# start of Extract to read

Gayle - self proclaimed Queen of Poop
Mommy to: Cali (14 year old kitten)
(RB furbabies: Rascal RB 10/11/03 (ferret), Sami RB 24/02/04 (dog), Trouble RB 10/08/05 (ferret), Miko RB 20/01/06 (ferret) and Sebastian RB 12/12/06(ferret), Sasha RB 17/10/09 (border collie cross), Diego RB 04/12/21
So, here are the conditions under which I can rejoin my family. I would appreciate any comments.
1. I need to apologize to the kids. And they need to know that I love them, they're not so sure about this.
2. Hubby will find a family counsellor after holidays and the entire family will go.
3. After vacation he will continue to live at our lake house until we believe that our marriage is no longer in jeopardy and the kids feel happy and secure.
4. If I feel stressed out I must leave.
5. We must all enjoy the remainder of the vacation and be happy as individuals so we can be happy as a family.
Gayle - self proclaimed Queen of Poop
Mommy to: Cali (14 year old kitten)
(RB furbabies: Rascal RB 10/11/03 (ferret), Sami RB 24/02/04 (dog), Trouble RB 10/08/05 (ferret), Miko RB 20/01/06 (ferret) and Sebastian RB 12/12/06(ferret), Sasha RB 17/10/09 (border collie cross), Diego RB 04/12/21
Letting them know that you are sorry if you have said or done something that has hurt them in any way is a good thing to do. But, I also think they they should be asked (by your husband) to consider whether they might have done anything to hurt you, as well. Perhaps the counselling will accomplish this.
I do think that living seperately is the wrong thing to do. If you guys are committed to marriage, then this is sending mixed signals to those children and making them feel even more insecure than ever.
Count to ten or take a walk outside, away from the others, but leaving, as in going somewhere else, is again, wrong, in my opinion. I've had to do the time outs myself, over the years, to not say something that I shouldn't, or to get my emotions in check. But leave?? Never.
Do try and do your best to communicate and enjoy the vacation.
I think you guys have some major work ahead of you, but if you love your husband, and I think you do, you can come to some peace, and the children need to be a part of that.
Again, best wishes. I hope that you can work it out. Stable relationships are good for us as adults, and I think they are very, very important for the children, too.
Logan
I can't add anything more. I really believe Logan is right on with this advice - point by point. Perhaps you can broach these suggestions with your husband. Let's be fair now - he doesn't / shouldn't get an automatic pass on all of this. For God's sake you two are MARRIED - he needs to be in it with you - to and through the end!!!Originally Posted by Logan
OK...
Maybe "I" should just keep my mouth shut BUT...

# end of Extract to read

Exercise description:
Write the next part of the forum thread about the conditions for rejoining the family, starting after its final line.

# start of Material

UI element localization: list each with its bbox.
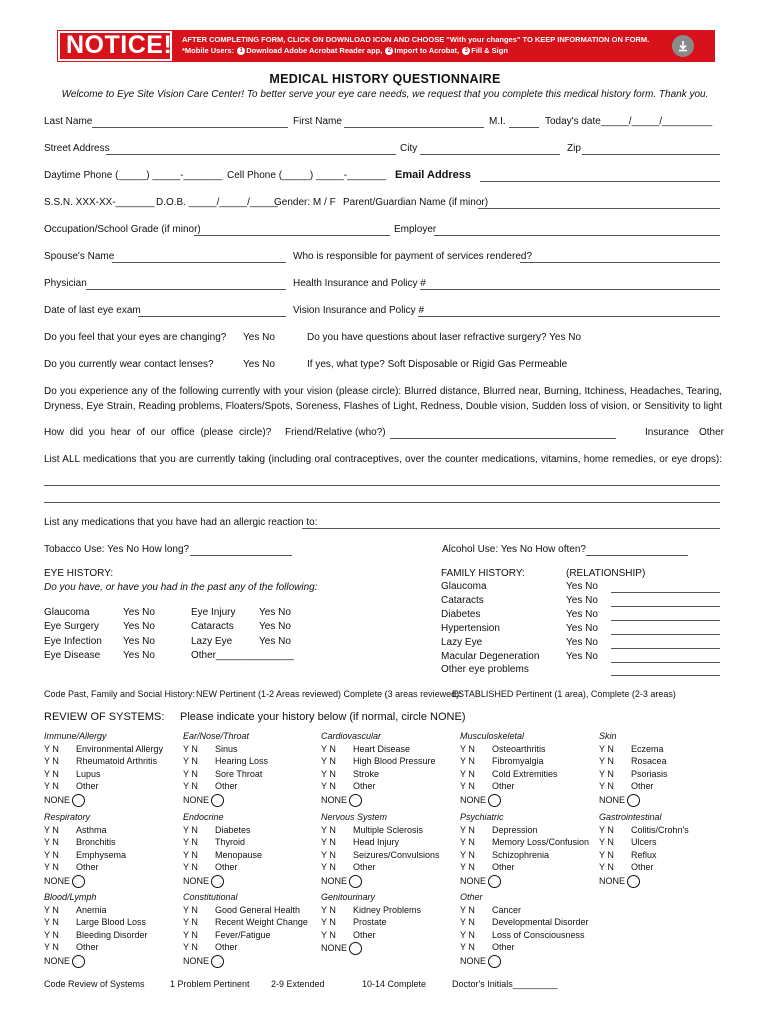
ros-system-heading: Genitourinary — [321, 892, 376, 902]
ros-none-option[interactable] — [44, 875, 85, 888]
eye-history-item: Lazy Eye — [191, 636, 233, 647]
relationship-field[interactable] — [611, 675, 720, 676]
allergic-question: List any medications that you have had an allergic reaction to: — [44, 517, 318, 528]
ros-item: Bronchitis — [76, 837, 116, 847]
ros-item: Other — [631, 862, 654, 872]
mobile-users-label: *Mobile Users: — [182, 46, 235, 55]
alcohol-question[interactable]: Alcohol Use: Yes No How often? — [442, 544, 586, 555]
relationship-field[interactable] — [611, 634, 720, 635]
family-history-yes-no[interactable]: Yes No — [566, 623, 598, 634]
ros-yes-no[interactable]: Y N — [44, 837, 59, 847]
ros-yes-no[interactable]: Y N — [321, 862, 336, 872]
step-3-badge: 3 — [462, 47, 470, 55]
none-circle-icon[interactable] — [349, 875, 362, 888]
eye-history-item[interactable]: Other______________ — [191, 650, 294, 661]
family-history-item: Other eye problems — [441, 664, 529, 675]
ros-yes-no[interactable]: Y N — [599, 850, 614, 860]
ros-item: Reflux — [631, 850, 657, 860]
ros-none-label: NONE — [183, 875, 210, 886]
street-label: Street Address — [44, 143, 110, 154]
relationship-heading: (RELATIONSHIP) — [566, 568, 646, 579]
ros-system-heading: Blood/Lymph — [44, 892, 97, 902]
ros-none-label: NONE — [321, 942, 348, 953]
ros-yes-no[interactable]: Y N — [44, 942, 59, 952]
ros-yes-no[interactable]: Y N — [321, 930, 336, 940]
ros-none-option[interactable] — [460, 794, 501, 807]
ros-yes-no[interactable]: Y N — [460, 942, 475, 952]
street-field[interactable] — [106, 154, 396, 155]
family-history-item: Macular Degeneration — [441, 651, 540, 662]
problem-pertinent-option[interactable]: 1 Problem Pertinent — [170, 979, 250, 989]
form-title: MEDICAL HISTORY QUESTIONNAIRE — [269, 72, 501, 86]
ros-item: Stroke — [353, 769, 380, 779]
ros-system-heading: Nervous System — [321, 812, 388, 822]
last-exam-field[interactable] — [138, 316, 286, 317]
ros-yes-no[interactable]: Y N — [183, 769, 198, 779]
ros-yes-no[interactable]: Y N — [44, 905, 59, 915]
physician-field[interactable] — [86, 289, 286, 290]
vision-insurance-label: Vision Insurance and Policy # — [293, 305, 425, 316]
ros-item: Other — [215, 862, 238, 872]
eye-history-yes-no[interactable]: Yes No — [259, 607, 291, 618]
ros-yes-no[interactable]: Y N — [183, 905, 198, 915]
ros-item: Head Injury — [353, 837, 400, 847]
none-circle-icon[interactable] — [349, 942, 362, 955]
tobacco-question[interactable]: Tobacco Use: Yes No How long? — [44, 544, 190, 555]
ros-item: Cold Extremities — [492, 769, 558, 779]
mi-field[interactable] — [509, 127, 539, 128]
ros-system-heading: Immune/Allergy — [44, 731, 107, 741]
family-history-yes-no[interactable]: Yes No — [566, 581, 598, 592]
ros-yes-no[interactable]: Y N — [460, 756, 475, 766]
ros-yes-no[interactable]: Y N — [460, 905, 475, 915]
first-name-field[interactable] — [344, 127, 484, 128]
ros-yes-no[interactable]: Y N — [599, 769, 614, 779]
friend-option[interactable]: Friend/Relative (who?) — [285, 427, 386, 438]
dob-field[interactable]: D.O.B. _____/_____/_____ — [156, 197, 278, 208]
ros-item: Prostate — [353, 917, 387, 927]
ros-yes-no[interactable]: Y N — [460, 930, 475, 940]
ros-item: Other — [76, 862, 99, 872]
ros-none-label: NONE — [44, 794, 71, 805]
mi-label: M.I. — [489, 116, 506, 127]
relationship-field[interactable] — [611, 648, 720, 649]
eye-history-item: Eye Disease — [44, 650, 101, 661]
lasik-question[interactable]: Do you have questions about laser refractive surgery? Yes No — [307, 332, 582, 343]
doctor-initials-field[interactable]: Doctor's Initials_________ — [452, 979, 558, 989]
ros-none-label: NONE — [44, 955, 71, 966]
ros-item: Other — [492, 942, 515, 952]
ros-none-label: NONE — [460, 955, 487, 966]
vision-insurance-field[interactable] — [418, 316, 720, 317]
ros-none-option[interactable] — [460, 955, 501, 968]
todays-date-field[interactable]: _____/_____/_________ — [601, 116, 713, 127]
ros-item: Other — [215, 942, 238, 952]
eyes-changing-yes-no[interactable]: Yes No — [243, 332, 275, 343]
step-1-text: Download Adobe Acrobat Reader app, — [246, 46, 383, 55]
ros-none-label: NONE — [183, 794, 210, 805]
ros-yes-no[interactable]: Y N — [44, 781, 59, 791]
ros-item: Sore Throat — [215, 769, 263, 779]
ros-item: Large Blood Loss — [76, 917, 147, 927]
ros-yes-no[interactable]: Y N — [599, 862, 614, 872]
payment-label: Who is responsible for payment of services rendered? — [293, 251, 533, 262]
ros-yes-no[interactable]: Y N — [321, 825, 336, 835]
relationship-field[interactable] — [611, 620, 720, 621]
ros-yes-no[interactable]: Y N — [460, 825, 475, 835]
parent-field[interactable] — [478, 208, 720, 209]
ros-none-option[interactable] — [460, 875, 501, 888]
zip-label: Zip — [567, 143, 581, 154]
step-1-badge: 1 — [237, 47, 245, 55]
email-label: Email Address — [395, 169, 472, 181]
ros-item: Diabetes — [215, 825, 251, 835]
ros-system-heading: Ear/Nose/Throat — [183, 731, 250, 741]
ros-none-option[interactable] — [321, 942, 362, 955]
ros-item: Ulcers — [631, 837, 657, 847]
ros-yes-no[interactable]: Y N — [44, 850, 59, 860]
ros-yes-no[interactable]: Y N — [321, 837, 336, 847]
ros-none-option[interactable] — [599, 794, 640, 807]
insurance-option[interactable]: Insurance — [645, 427, 689, 438]
family-history-item: Lazy Eye — [441, 637, 483, 648]
ros-item: Eczema — [631, 744, 664, 754]
ros-item: Other — [492, 862, 515, 872]
ros-item: Anemia — [76, 905, 107, 915]
ros-item: Other — [353, 930, 376, 940]
email-field[interactable] — [480, 181, 720, 182]
code-ros-label: Code Review of Systems — [44, 979, 145, 989]
occupation-field[interactable] — [194, 235, 390, 236]
ros-item: Other — [631, 781, 654, 791]
ros-yes-no[interactable]: Y N — [321, 769, 336, 779]
payment-field[interactable] — [520, 262, 720, 263]
physician-label: Physician — [44, 278, 87, 289]
insurance-label: Health Insurance and Policy # — [293, 278, 426, 289]
ros-item: Menopause — [215, 850, 263, 860]
ros-none-label: NONE — [321, 794, 348, 805]
ros-item: Thyroid — [215, 837, 246, 847]
hear-office-question: How did you hear of our office (please circle)? — [44, 427, 272, 438]
ros-none-label: NONE — [183, 955, 210, 966]
ros-item: Colitis/Crohn's — [631, 825, 689, 835]
ros-none-label: NONE — [460, 875, 487, 886]
eye-history-yes-no[interactable]: Yes No — [123, 621, 155, 632]
cell-phone-label[interactable]: Cell Phone (_____) _____-_______ — [227, 170, 387, 181]
step-2-text: Import to Acrobat, — [394, 46, 460, 55]
spouse-field[interactable] — [112, 262, 286, 263]
eye-history-item: Eye Infection — [44, 636, 102, 647]
ros-item: Other — [215, 781, 238, 791]
allergic-field[interactable] — [302, 528, 720, 529]
ros-yes-no[interactable]: Y N — [44, 825, 59, 835]
banner-instruction-line1: AFTER COMPLETING FORM, CLICK ON DOWNLOAD ICON AND CHOOSE "With your changes" TO KEEP INFORMATION ON FORM. — [182, 35, 650, 44]
none-circle-icon[interactable] — [72, 955, 85, 968]
friend-field[interactable] — [390, 438, 616, 439]
none-circle-icon[interactable] — [211, 875, 224, 888]
ros-system-heading: Respiratory — [44, 812, 91, 822]
eye-history-yes-no[interactable]: Yes No — [123, 636, 155, 647]
form-subtitle: Welcome to Eye Site Vision Care Center! To better serve your eye care needs, we request that you complete this medical history form. Thank you. — [61, 89, 709, 100]
ros-yes-no[interactable]: Y N — [183, 917, 198, 927]
ros-yes-no[interactable]: Y N — [321, 917, 336, 927]
ros-yes-no[interactable]: Y N — [460, 850, 475, 860]
ros-system-heading: Skin — [599, 731, 617, 741]
ros-item: Bleeding Disorder — [76, 930, 148, 940]
ros-system-heading: Gastrointestinal — [599, 812, 662, 822]
ros-yes-no[interactable]: Y N — [183, 930, 198, 940]
ros-yes-no[interactable]: Y N — [44, 930, 59, 940]
medications-field-2[interactable] — [44, 502, 720, 503]
ros-yes-no[interactable]: Y N — [321, 744, 336, 754]
ros-yes-no[interactable]: Y N — [44, 862, 59, 872]
step-2-badge: 2 — [385, 47, 393, 55]
eye-history-item: Eye Surgery — [44, 621, 100, 632]
eye-history-heading: EYE HISTORY: — [44, 568, 114, 579]
ros-item: Memory Loss/Confusion — [492, 837, 590, 847]
ros-item: Other — [353, 862, 376, 872]
family-history-yes-no[interactable]: Yes No — [566, 595, 598, 606]
ros-yes-no[interactable]: Y N — [321, 756, 336, 766]
ros-item: Lupus — [76, 769, 101, 779]
relationship-field[interactable] — [611, 592, 720, 593]
eyes-changing-question: Do you feel that your eyes are changing? — [44, 332, 227, 343]
ros-yes-no[interactable]: Y N — [321, 781, 336, 791]
family-history-yes-no[interactable]: Yes No — [566, 637, 598, 648]
ros-yes-no[interactable]: Y N — [460, 744, 475, 754]
none-circle-icon[interactable] — [211, 794, 224, 807]
todays-date-label: Today's date — [545, 116, 601, 127]
ros-item: Osteoarthritis — [492, 744, 546, 754]
download-button[interactable] — [672, 35, 694, 57]
ros-none-option[interactable] — [599, 875, 640, 888]
none-circle-icon[interactable] — [349, 794, 362, 807]
gender-field[interactable]: Gender: M / F — [274, 197, 336, 208]
ros-yes-no[interactable]: Y N — [183, 756, 198, 766]
ros-system-heading: Psychiatric — [460, 812, 504, 822]
eye-history-yes-no[interactable]: Yes No — [259, 636, 291, 647]
ros-system-heading: Constitutional — [183, 892, 238, 902]
none-circle-icon[interactable] — [488, 875, 501, 888]
family-history-item: Glaucoma — [441, 581, 487, 592]
ros-item: Kidney Problems — [353, 905, 422, 915]
ros-yes-no[interactable]: Y N — [460, 781, 475, 791]
ros-none-option[interactable] — [44, 955, 85, 968]
ros-item: Sinus — [215, 744, 238, 754]
extended-option[interactable]: 2-9 Extended — [271, 979, 325, 989]
last-name-field[interactable] — [92, 127, 288, 128]
contacts-question: Do you currently wear contact lenses? — [44, 359, 214, 370]
ros-item: Psoriasis — [631, 769, 668, 779]
ros-item: Emphysema — [76, 850, 127, 860]
ros-item: Hearing Loss — [215, 756, 269, 766]
new-pertinent-label[interactable]: NEW Pertinent (1-2 Areas reviewed) Complete (3 areas reviewed): — [196, 689, 462, 699]
ros-item: Developmental Disorder — [492, 917, 589, 927]
daytime-phone-label[interactable]: Daytime Phone (_____) _____-_______ — [44, 170, 223, 181]
ros-yes-no[interactable]: Y N — [460, 837, 475, 847]
last-name-label: Last Name — [44, 116, 93, 127]
ros-yes-no[interactable]: Y N — [183, 862, 198, 872]
occupation-label: Occupation/School Grade (if minor) — [44, 224, 201, 235]
alcohol-field[interactable] — [586, 555, 688, 556]
ros-item: Other — [76, 781, 99, 791]
relationship-field[interactable] — [611, 662, 720, 663]
ros-item: Rosacea — [631, 756, 667, 766]
none-circle-icon[interactable] — [488, 955, 501, 968]
parent-label: Parent/Guardian Name (if minor) — [343, 197, 489, 208]
relationship-field[interactable] — [611, 606, 720, 607]
ros-item: Cancer — [492, 905, 522, 915]
family-history-item: Hypertension — [441, 623, 500, 634]
none-circle-icon[interactable] — [211, 955, 224, 968]
ros-yes-no[interactable]: Y N — [460, 862, 475, 872]
ros-system-heading: Other — [460, 892, 483, 902]
established-label[interactable]: ESTABLISHED Pertinent (1 area), Complete (2-3 areas) — [452, 689, 676, 699]
ros-none-option[interactable] — [183, 794, 224, 807]
first-name-label: First Name — [293, 116, 342, 127]
ros-system-heading: Cardiovascular — [321, 731, 382, 741]
ros-none-option[interactable] — [44, 794, 85, 807]
ros-item: Loss of Consciousness — [492, 930, 585, 940]
city-field[interactable] — [420, 154, 560, 155]
family-history-yes-no[interactable]: Yes No — [566, 651, 598, 662]
ros-system-heading: Musculoskeletal — [460, 731, 525, 741]
download-icon — [672, 35, 694, 57]
spouse-label: Spouse's Name — [44, 251, 115, 262]
ros-item: Schizophrenia — [492, 850, 550, 860]
ros-yes-no[interactable]: Y N — [44, 756, 59, 766]
ros-system-heading: Endocrine — [183, 812, 224, 822]
ros-none-option[interactable] — [321, 794, 362, 807]
ros-yes-no[interactable]: Y N — [599, 781, 614, 791]
eye-history-item: Cataracts — [191, 621, 234, 632]
insurance-field[interactable] — [420, 289, 720, 290]
ros-yes-no[interactable]: Y N — [321, 905, 336, 915]
ros-none-label: NONE — [460, 794, 487, 805]
other-option[interactable]: Other — [699, 427, 725, 438]
ros-yes-no[interactable]: Y N — [183, 825, 198, 835]
eye-history-item: Eye Injury — [191, 607, 236, 618]
ros-yes-no[interactable]: Y N — [321, 850, 336, 860]
employer-field[interactable] — [434, 235, 720, 236]
notice-label: NOTICE! — [66, 31, 173, 59]
ros-item: Seizures/Convulsions — [353, 850, 440, 860]
ros-item: Multiple Sclerosis — [353, 825, 424, 835]
ros-none-option[interactable] — [183, 955, 224, 968]
eye-history-item: Glaucoma — [44, 607, 90, 618]
none-circle-icon[interactable] — [488, 794, 501, 807]
ros-item: Heart Disease — [353, 744, 411, 754]
contact-type-question[interactable]: If yes, what type? Soft Disposable or Rigid Gas Permeable — [307, 359, 568, 370]
ros-item: Depression — [492, 825, 538, 835]
step-3-text: Fill & Sign — [471, 46, 508, 55]
ros-item: Other — [353, 781, 376, 791]
ros-yes-no[interactable]: Y N — [183, 781, 198, 791]
symptoms-line2[interactable]: Dryness, Eye Strain, Reading problems, Floaters/Spots, Soreness, Flashes of Light, Redness, Double vision, Sudden loss of vision, or Sensitivity to light — [44, 401, 722, 412]
contacts-yes-no[interactable]: Yes No — [243, 359, 275, 370]
family-history-yes-no[interactable]: Yes No — [566, 609, 598, 620]
ros-item: Recent Weight Change — [215, 917, 308, 927]
family-history-item: Diabetes — [441, 609, 481, 620]
eye-history-yes-no[interactable]: Yes No — [259, 621, 291, 632]
none-circle-icon[interactable] — [627, 875, 640, 888]
code-past-label: Code Past, Family and Social History: — [44, 689, 196, 699]
ros-item: Good General Health — [215, 905, 301, 915]
family-history-item: Cataracts — [441, 595, 484, 606]
family-history-heading: FAMILY HISTORY: — [441, 568, 525, 579]
ros-none-label: NONE — [44, 875, 71, 886]
complete-option[interactable]: 10-14 Complete — [362, 979, 427, 989]
ros-instruction: Please indicate your history below (if normal, circle NONE) — [180, 711, 466, 723]
none-circle-icon[interactable] — [627, 794, 640, 807]
ros-none-label: NONE — [599, 794, 626, 805]
ros-yes-no[interactable]: Y N — [599, 825, 614, 835]
ros-yes-no[interactable]: Y N — [599, 744, 614, 754]
ros-yes-no[interactable]: Y N — [599, 756, 614, 766]
ros-yes-no[interactable]: Y N — [183, 850, 198, 860]
medications-question: List ALL medications that you are currently taking (including oral contraceptives, over the counter medications, vitamins, home remedies, or eye drops): — [44, 454, 722, 465]
ros-item: Environmental Allergy — [76, 744, 164, 754]
ros-none-option[interactable] — [321, 875, 362, 888]
ros-item: Fever/Fatigue — [215, 930, 271, 940]
banner-instruction-line2 — [182, 46, 508, 55]
eye-history-yes-no[interactable]: Yes No — [123, 650, 155, 661]
ros-item: Other — [492, 781, 515, 791]
none-circle-icon[interactable] — [72, 794, 85, 807]
ros-yes-no[interactable]: Y N — [599, 837, 614, 847]
none-circle-icon[interactable] — [72, 875, 85, 888]
ros-item: Other — [76, 942, 99, 952]
ssn-field[interactable]: S.S.N. XXX-XX-_______ — [44, 197, 155, 208]
ros-yes-no[interactable]: Y N — [183, 837, 198, 847]
symptoms-line1[interactable]: Do you experience any of the following currently with your vision (please circle): Blurred distance, Blurred near, Burning, Itchiness, Headaches, Tearing, — [44, 386, 722, 397]
ros-item: High Blood Pressure — [353, 756, 436, 766]
eye-history-prompt: Do you have, or have you had in the past any of the following: — [44, 582, 318, 593]
ros-item: Fibromyalgia — [492, 756, 544, 766]
last-exam-label: Date of last eye exam — [44, 305, 141, 316]
ros-yes-no[interactable]: Y N — [44, 769, 59, 779]
ros-item: Asthma — [76, 825, 107, 835]
eye-history-yes-no[interactable]: Yes No — [123, 607, 155, 618]
tobacco-field[interactable] — [190, 555, 292, 556]
ros-yes-no[interactable]: Y N — [460, 917, 475, 927]
ros-heading: REVIEW OF SYSTEMS: — [44, 711, 165, 723]
ros-item: Rheumatoid Arthritis — [76, 756, 158, 766]
employer-label: Employer — [394, 224, 437, 235]
ros-none-label: NONE — [321, 875, 348, 886]
ros-yes-no[interactable]: Y N — [460, 769, 475, 779]
ros-yes-no[interactable]: Y N — [44, 917, 59, 927]
medications-field-1[interactable] — [44, 485, 720, 486]
ros-yes-no[interactable]: Y N — [44, 744, 59, 754]
ros-yes-no[interactable]: Y N — [183, 744, 198, 754]
ros-none-label: NONE — [599, 875, 626, 886]
ros-yes-no[interactable]: Y N — [183, 942, 198, 952]
city-label: City — [400, 143, 418, 154]
zip-field[interactable] — [582, 154, 720, 155]
ros-none-option[interactable] — [183, 875, 224, 888]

# end of Material

Task response:
I've gone back to work and just couldn't get this out of my head. I am sorry but "NOBODY" should be putting out any "TERMS" to "GET BACK INTO THE FAMILY"!!! A family has to be "A FAMILY" through thick and thin. That is just not right. Again, we are only seeing/hearing/reading a brief glimpse into what you are going through and certainly do not know all the details, but hopefully "these terms" were not spelled out for you just as you have relayed them to us.
A MARRIAGE is a partnership. Nobody is or should be a DICTATOR. Hopefully after some cooling off "You and Your Husband" will be able to sit down and talk this through and AGREE on an appropraite plan or course of action for reconciliation "that meets EVERONE'S needs".
Good luck!!!
What I get from your post about the guidelines is that you are extremely bitter about your being seen by your husband as the "outsider" to his family. While counselling for the whole family is a good idea and, hopefully, will give you the pleasure of seeing your husband and step-daughter queried on their behavior, I feel that you need your own counselor. You are not going to be able to vent, as you really need to at this time, at the family counselling meetings without being seen as the aggressive outsider, so a time to say what you please about the family you have married into would be a welcome relief to you. There is a lot of anger in you that needs to come out before family counselling can heal the breaches. This is all IMHO, of course.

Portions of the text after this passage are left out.